TASK STATEMENT
Note how many lines in the entries contain the string "this", then give that number and nothing else.

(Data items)
◇ ◇ ◇ ◇

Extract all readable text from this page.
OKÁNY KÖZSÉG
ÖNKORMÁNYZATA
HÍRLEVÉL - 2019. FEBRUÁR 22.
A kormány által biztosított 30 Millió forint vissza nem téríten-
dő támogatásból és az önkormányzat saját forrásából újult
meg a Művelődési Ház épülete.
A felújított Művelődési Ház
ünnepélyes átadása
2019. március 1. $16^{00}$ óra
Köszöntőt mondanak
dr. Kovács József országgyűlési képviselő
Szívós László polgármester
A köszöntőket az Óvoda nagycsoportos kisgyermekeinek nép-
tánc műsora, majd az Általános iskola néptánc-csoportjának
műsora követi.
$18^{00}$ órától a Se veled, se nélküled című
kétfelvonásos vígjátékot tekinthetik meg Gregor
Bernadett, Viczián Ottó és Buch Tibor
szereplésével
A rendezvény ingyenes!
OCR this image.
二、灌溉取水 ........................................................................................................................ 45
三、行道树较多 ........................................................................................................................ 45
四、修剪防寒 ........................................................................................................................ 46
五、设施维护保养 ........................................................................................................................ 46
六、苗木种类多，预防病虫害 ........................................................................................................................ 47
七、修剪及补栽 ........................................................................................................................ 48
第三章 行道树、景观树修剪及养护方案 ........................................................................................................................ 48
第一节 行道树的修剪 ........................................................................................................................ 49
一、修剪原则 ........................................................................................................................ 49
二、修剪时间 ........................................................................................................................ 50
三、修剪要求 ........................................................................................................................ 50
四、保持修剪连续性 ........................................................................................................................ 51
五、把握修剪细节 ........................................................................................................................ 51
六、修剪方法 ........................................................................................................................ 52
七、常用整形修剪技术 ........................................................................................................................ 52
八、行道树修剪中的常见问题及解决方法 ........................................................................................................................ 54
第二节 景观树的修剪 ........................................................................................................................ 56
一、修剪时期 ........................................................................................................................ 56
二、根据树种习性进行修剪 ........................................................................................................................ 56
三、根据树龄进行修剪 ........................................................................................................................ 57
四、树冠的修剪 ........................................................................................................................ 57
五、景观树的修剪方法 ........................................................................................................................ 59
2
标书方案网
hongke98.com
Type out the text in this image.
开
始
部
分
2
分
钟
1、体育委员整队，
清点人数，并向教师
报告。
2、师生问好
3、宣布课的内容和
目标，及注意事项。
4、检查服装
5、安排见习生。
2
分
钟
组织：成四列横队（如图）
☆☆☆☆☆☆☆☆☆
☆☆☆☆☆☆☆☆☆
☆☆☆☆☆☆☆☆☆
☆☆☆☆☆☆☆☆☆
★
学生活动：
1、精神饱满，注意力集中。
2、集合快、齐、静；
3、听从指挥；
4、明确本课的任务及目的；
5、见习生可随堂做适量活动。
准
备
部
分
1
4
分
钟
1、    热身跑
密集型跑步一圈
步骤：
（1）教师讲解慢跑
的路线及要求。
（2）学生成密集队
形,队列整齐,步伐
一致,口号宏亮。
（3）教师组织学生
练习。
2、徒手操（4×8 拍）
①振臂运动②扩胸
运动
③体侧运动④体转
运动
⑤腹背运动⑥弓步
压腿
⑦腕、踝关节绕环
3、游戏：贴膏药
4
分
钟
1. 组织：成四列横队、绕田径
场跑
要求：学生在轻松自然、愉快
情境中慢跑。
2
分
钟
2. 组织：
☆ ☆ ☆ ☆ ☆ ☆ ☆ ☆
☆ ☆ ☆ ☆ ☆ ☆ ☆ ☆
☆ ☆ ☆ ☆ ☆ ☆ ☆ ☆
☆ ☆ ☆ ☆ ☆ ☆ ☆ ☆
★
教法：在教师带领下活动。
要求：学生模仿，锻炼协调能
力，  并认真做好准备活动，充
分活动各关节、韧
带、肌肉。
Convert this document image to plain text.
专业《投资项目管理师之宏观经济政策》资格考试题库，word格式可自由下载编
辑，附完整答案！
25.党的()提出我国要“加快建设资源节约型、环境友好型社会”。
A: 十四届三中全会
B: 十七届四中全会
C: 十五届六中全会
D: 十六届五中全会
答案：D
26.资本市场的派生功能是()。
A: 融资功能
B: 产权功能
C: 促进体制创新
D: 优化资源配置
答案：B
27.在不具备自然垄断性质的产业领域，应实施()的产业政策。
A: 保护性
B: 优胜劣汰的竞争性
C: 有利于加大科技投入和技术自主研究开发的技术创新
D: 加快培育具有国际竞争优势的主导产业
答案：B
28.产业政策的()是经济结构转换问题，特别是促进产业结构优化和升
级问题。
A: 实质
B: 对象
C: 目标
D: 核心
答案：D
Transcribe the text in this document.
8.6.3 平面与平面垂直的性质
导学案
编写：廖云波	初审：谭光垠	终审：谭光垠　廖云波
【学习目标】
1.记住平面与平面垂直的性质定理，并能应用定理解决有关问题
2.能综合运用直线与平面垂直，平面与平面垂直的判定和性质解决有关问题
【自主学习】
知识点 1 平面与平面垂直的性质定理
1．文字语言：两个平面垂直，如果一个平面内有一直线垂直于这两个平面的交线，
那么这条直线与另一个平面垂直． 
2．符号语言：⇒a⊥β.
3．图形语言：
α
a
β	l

◇ ◇ ◇ ◇

SOLUTION BELOW
5